**WORK TO DO**.
In the listing below, locate the lines that hold "this" and copy them.
Begin INPUT ROWS
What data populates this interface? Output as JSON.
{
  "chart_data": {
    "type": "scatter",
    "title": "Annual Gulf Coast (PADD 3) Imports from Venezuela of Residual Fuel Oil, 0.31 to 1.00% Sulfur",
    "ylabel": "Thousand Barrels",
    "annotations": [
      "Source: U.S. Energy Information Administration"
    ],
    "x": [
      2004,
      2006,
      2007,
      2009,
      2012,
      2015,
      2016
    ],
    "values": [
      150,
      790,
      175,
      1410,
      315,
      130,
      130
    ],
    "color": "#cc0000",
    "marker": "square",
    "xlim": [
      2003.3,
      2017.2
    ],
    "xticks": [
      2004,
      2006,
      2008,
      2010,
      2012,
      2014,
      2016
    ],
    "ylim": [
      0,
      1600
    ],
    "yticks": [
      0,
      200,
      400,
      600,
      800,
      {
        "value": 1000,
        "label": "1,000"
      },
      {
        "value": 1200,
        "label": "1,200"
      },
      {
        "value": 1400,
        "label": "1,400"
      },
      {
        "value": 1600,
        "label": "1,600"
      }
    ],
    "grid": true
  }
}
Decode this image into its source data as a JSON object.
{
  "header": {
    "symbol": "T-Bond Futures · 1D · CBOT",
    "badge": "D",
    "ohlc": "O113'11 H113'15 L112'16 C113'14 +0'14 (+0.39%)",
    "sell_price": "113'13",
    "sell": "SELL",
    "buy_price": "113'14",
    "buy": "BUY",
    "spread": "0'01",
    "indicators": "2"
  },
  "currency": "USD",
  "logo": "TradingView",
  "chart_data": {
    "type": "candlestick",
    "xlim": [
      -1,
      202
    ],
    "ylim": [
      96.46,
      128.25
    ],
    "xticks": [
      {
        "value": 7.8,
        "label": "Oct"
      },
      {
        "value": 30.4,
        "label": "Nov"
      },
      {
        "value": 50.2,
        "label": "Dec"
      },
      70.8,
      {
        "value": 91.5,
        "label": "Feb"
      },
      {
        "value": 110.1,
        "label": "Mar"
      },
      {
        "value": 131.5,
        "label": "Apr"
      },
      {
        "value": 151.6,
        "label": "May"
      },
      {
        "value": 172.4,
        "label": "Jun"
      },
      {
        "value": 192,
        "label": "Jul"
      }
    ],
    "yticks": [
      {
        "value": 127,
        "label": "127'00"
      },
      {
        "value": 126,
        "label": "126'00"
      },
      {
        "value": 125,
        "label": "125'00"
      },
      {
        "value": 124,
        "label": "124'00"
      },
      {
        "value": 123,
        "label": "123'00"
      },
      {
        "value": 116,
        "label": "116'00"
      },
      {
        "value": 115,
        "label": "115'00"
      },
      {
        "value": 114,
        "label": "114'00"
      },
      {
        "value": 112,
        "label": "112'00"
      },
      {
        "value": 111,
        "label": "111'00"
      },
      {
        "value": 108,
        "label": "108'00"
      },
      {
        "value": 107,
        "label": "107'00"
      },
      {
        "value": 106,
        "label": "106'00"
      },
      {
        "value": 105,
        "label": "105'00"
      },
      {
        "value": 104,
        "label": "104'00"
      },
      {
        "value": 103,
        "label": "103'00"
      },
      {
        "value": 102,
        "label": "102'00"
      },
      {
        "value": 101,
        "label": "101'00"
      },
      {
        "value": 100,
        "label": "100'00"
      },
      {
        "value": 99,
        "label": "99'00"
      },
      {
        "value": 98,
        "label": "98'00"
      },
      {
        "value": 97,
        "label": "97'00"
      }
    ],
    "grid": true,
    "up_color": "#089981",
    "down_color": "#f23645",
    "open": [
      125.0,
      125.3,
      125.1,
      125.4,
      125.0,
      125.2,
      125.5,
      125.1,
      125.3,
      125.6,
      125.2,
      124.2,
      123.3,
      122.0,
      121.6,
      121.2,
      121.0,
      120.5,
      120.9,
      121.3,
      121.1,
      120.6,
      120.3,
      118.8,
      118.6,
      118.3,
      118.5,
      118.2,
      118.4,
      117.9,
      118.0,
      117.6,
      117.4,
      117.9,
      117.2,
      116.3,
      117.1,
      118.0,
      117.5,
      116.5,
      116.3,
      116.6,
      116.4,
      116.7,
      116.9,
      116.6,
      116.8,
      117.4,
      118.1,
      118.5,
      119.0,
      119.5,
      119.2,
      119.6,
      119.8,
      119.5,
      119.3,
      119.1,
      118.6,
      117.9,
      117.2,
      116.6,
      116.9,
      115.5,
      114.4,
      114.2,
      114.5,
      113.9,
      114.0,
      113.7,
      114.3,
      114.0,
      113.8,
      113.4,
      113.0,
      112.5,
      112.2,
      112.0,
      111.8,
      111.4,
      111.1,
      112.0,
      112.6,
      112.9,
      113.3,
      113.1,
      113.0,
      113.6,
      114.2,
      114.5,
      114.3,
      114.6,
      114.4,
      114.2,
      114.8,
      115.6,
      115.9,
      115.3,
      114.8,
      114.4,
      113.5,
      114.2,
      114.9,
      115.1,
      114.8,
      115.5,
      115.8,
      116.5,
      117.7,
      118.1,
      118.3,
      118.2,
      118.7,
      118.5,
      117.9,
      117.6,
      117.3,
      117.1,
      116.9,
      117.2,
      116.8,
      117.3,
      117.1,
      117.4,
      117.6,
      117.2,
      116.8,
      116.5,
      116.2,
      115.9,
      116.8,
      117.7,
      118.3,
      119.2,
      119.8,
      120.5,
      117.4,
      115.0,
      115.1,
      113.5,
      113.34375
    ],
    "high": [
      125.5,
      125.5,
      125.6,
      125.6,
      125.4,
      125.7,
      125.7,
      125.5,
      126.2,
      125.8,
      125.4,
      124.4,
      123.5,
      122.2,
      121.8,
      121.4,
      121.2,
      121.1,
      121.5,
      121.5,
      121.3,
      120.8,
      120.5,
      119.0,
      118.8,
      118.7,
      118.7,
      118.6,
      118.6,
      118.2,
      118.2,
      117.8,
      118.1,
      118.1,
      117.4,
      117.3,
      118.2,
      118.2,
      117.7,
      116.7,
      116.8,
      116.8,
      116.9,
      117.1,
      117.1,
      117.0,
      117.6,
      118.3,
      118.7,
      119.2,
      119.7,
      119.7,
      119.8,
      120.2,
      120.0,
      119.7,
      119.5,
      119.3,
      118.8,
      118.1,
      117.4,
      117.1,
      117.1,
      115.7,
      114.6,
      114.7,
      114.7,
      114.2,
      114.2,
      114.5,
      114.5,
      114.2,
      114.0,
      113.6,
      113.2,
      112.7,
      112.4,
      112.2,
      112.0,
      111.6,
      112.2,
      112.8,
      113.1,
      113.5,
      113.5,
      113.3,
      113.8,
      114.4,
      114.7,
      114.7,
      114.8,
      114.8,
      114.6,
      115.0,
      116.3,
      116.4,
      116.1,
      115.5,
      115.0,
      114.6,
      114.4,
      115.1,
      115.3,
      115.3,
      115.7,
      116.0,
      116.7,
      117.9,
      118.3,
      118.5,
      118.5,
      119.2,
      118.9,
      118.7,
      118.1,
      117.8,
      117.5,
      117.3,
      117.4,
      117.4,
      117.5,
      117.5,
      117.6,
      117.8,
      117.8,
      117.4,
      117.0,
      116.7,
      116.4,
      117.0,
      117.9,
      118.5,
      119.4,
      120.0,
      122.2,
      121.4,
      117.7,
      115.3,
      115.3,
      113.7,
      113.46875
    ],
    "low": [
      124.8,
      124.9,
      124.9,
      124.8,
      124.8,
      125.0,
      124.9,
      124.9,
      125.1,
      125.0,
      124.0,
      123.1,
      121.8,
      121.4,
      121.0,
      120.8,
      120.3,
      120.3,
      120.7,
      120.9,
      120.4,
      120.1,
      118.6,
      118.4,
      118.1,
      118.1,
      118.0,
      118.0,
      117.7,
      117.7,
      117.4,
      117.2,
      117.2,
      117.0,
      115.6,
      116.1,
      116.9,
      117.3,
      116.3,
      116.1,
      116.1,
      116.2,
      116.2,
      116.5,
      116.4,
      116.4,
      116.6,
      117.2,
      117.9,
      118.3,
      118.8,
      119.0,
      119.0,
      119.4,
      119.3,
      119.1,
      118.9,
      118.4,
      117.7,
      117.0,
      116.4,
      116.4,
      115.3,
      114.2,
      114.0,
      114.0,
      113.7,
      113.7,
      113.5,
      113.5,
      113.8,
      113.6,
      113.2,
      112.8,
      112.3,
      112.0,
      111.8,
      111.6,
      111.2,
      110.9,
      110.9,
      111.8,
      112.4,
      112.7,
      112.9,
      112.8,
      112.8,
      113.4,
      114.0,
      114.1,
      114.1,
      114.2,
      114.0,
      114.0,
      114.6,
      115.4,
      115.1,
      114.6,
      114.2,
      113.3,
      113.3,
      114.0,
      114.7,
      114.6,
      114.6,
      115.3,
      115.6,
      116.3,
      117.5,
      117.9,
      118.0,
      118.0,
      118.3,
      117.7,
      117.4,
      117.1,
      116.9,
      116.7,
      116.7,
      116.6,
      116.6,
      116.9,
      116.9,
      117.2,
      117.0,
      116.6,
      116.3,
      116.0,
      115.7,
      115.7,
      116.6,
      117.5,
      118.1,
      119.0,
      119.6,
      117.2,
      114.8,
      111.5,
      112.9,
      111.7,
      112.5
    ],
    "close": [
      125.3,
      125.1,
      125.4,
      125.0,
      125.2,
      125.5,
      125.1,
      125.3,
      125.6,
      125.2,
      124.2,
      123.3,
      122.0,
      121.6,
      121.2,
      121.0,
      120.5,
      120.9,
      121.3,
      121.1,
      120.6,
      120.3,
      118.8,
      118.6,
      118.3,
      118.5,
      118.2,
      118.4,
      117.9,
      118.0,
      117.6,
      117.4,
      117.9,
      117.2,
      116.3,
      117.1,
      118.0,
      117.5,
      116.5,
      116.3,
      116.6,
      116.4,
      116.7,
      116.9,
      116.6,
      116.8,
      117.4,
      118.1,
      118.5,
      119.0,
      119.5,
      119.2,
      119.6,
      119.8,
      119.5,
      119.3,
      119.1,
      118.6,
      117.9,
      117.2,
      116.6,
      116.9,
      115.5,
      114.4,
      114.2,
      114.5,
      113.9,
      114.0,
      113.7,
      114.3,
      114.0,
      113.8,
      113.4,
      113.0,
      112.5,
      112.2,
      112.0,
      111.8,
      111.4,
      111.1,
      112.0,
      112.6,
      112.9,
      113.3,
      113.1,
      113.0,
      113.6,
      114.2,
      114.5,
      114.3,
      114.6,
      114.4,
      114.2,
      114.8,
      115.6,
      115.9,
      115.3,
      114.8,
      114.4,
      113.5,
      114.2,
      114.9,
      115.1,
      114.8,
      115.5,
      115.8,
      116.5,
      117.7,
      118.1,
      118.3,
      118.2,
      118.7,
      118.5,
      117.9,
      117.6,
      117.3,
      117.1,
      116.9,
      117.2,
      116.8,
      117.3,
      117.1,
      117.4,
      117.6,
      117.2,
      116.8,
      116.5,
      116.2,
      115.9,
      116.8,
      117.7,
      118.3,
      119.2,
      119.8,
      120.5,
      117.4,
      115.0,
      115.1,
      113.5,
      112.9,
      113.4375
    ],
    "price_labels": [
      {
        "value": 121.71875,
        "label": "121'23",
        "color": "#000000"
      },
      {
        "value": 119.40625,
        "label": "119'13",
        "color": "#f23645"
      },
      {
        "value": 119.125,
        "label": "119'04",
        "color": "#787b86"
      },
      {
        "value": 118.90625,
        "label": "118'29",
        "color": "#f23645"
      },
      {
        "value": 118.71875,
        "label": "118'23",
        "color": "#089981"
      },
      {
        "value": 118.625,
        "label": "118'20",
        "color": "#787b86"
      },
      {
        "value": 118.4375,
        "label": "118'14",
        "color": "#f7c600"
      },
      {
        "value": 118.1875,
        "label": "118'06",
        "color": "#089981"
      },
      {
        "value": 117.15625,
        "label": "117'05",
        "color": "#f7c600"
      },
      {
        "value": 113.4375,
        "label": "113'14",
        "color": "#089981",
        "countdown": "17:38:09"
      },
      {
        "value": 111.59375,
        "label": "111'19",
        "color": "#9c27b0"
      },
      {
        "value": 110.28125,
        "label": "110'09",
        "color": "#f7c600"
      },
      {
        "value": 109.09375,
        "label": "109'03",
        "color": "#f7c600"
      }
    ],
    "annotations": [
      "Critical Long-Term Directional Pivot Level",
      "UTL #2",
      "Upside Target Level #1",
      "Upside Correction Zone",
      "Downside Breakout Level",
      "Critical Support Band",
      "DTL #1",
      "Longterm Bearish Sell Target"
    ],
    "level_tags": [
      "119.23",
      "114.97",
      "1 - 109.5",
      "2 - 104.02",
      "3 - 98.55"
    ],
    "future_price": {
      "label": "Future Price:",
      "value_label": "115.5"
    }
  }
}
End INPUT ROWS
**THE REPLY**.
What data populates this interface? Output as JSON.
Decode this image into its source data as a JSON object.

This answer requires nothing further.